Trecho:
---*---

Por João Batista Freire
em 4 de Junho de 2010 às 09:34.

Quando eu era menino, dizia-me a professora de português que saudade era um idiotismo da língua portuguesa, não existe em nenhuma outra língua. De fato, nossos vazios, nossas ausências sentidas de uma certa maneira, são vazios que se construíram quando um povo foi construído, quando um povo fez-se, quando os brasileiros nos fizemos assim brasileiros, um caldo de biologia e cultura onde se misturaram ingredientes da África, da Europa, especialmente de Portugal, e daqui mesmo, daqueles povos que já habitavam o novo mundo e que chamamos de índios. Se temos saudade, podemos vê-la nascendo no lirismo português, esse lirismo que umedece nossas entranhas e transborda pelos olhos. Se temos saudade é porque os portugueses, os índios e os negros nos fizeram assim, como tão bem está posto nos versos do grande amigo dos brasileiros, o poeta Manuel Sérgio, por quem sinto saudade permanente. A falta parece que doi, mas a saudade consola.

Por José Aristides Carvalho de Mello
em 8 de Junho de 2010 às 14:29.

 “Nostalgia é um sentimento que surge a partir da sensação de não poder mais reviver certos momentos da vida. O interessante sobre a nostalgia é que ela aumenta ao entrar em contato com sua causa e não diminui como o sentimento da saudade. Exemplo: se alguém sente saudades ou falta de um conhecido, este sentimento cessa ao se reencontrar a pessoa. Com a nostalgia é exatamente o oposto: ao reencontrar um amigo com quem se gostava de brincar, este sentimento nostálgico irá se alimentar e não diminuir como a saudade”. (texto retirado do site Wikipedia – A Enciclopédia Livre –  http://pt.wikipedia.org/wiki/Nostalgia)

---*---

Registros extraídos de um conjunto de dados
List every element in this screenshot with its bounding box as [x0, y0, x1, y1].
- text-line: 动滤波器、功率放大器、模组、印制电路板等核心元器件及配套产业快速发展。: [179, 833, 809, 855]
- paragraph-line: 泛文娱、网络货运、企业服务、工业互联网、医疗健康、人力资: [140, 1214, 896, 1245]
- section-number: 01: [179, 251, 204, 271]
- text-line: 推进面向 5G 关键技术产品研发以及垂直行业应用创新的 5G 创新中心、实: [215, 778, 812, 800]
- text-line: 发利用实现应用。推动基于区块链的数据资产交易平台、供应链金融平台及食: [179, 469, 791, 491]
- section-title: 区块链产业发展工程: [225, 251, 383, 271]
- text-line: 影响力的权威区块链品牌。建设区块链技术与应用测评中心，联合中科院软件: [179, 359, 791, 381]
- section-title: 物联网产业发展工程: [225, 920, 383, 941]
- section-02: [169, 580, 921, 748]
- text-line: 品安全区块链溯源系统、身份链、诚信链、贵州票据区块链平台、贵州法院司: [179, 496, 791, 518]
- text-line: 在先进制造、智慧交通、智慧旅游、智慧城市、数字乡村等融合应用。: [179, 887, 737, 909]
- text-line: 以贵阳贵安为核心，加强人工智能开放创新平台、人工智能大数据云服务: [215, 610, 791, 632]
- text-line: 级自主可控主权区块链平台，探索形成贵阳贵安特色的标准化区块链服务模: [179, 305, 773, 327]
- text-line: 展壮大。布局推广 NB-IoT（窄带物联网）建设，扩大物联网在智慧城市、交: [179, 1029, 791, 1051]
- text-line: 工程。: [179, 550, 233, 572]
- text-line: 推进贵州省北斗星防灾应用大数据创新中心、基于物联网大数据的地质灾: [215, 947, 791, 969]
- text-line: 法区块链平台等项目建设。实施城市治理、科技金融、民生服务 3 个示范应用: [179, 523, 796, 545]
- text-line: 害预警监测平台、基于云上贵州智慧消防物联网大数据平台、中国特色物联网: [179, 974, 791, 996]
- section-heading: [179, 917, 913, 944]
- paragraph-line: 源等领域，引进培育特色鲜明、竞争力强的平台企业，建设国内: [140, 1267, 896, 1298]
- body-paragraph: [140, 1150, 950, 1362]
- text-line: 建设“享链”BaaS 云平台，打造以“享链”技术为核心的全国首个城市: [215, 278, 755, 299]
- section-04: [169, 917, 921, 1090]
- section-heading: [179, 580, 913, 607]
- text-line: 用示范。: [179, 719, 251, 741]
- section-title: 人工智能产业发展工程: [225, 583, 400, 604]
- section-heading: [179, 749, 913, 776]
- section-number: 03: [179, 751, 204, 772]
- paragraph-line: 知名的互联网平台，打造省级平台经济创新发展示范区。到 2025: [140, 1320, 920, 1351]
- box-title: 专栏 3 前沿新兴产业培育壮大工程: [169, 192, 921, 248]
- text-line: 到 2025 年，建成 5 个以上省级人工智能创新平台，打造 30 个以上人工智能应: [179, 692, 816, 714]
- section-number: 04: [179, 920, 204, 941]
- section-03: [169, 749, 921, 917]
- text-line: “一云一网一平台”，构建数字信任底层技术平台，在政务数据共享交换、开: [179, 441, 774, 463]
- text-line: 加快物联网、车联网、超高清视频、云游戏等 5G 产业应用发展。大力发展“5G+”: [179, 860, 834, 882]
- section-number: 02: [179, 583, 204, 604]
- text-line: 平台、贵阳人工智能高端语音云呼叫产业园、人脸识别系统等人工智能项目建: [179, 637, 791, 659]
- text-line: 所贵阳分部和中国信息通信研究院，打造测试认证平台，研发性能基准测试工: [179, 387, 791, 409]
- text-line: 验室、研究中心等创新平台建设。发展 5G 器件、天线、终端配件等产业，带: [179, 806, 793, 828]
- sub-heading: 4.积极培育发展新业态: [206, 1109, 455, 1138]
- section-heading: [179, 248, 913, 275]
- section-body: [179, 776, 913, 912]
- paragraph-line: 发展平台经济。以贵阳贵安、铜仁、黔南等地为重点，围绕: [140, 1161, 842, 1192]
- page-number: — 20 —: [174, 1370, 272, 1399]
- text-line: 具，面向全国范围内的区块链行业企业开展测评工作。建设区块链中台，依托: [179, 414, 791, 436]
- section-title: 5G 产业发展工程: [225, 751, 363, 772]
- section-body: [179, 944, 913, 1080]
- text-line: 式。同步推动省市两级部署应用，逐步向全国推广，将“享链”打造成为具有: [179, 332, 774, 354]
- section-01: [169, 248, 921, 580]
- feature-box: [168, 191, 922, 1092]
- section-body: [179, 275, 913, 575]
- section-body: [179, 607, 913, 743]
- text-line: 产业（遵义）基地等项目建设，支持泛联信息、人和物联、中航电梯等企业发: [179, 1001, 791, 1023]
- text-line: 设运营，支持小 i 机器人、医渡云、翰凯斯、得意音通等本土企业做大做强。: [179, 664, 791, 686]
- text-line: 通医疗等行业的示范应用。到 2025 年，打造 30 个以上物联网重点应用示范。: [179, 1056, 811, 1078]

---*---

A tarefa: Passe para o inglês a seguinte frase do trecho sobre a saudade: "Se temos saudade, podemos vê-la nascendo no lirismo português, esse lirismo que umedece nossas entranhas e transborda pelos olhos." Esses registros vêm de outra fonte.

Resultado do exercício: If we feel saudade, we can see it being born in Portuguese lyricism, that lyricism which moistens our insides and overflows through our eyes.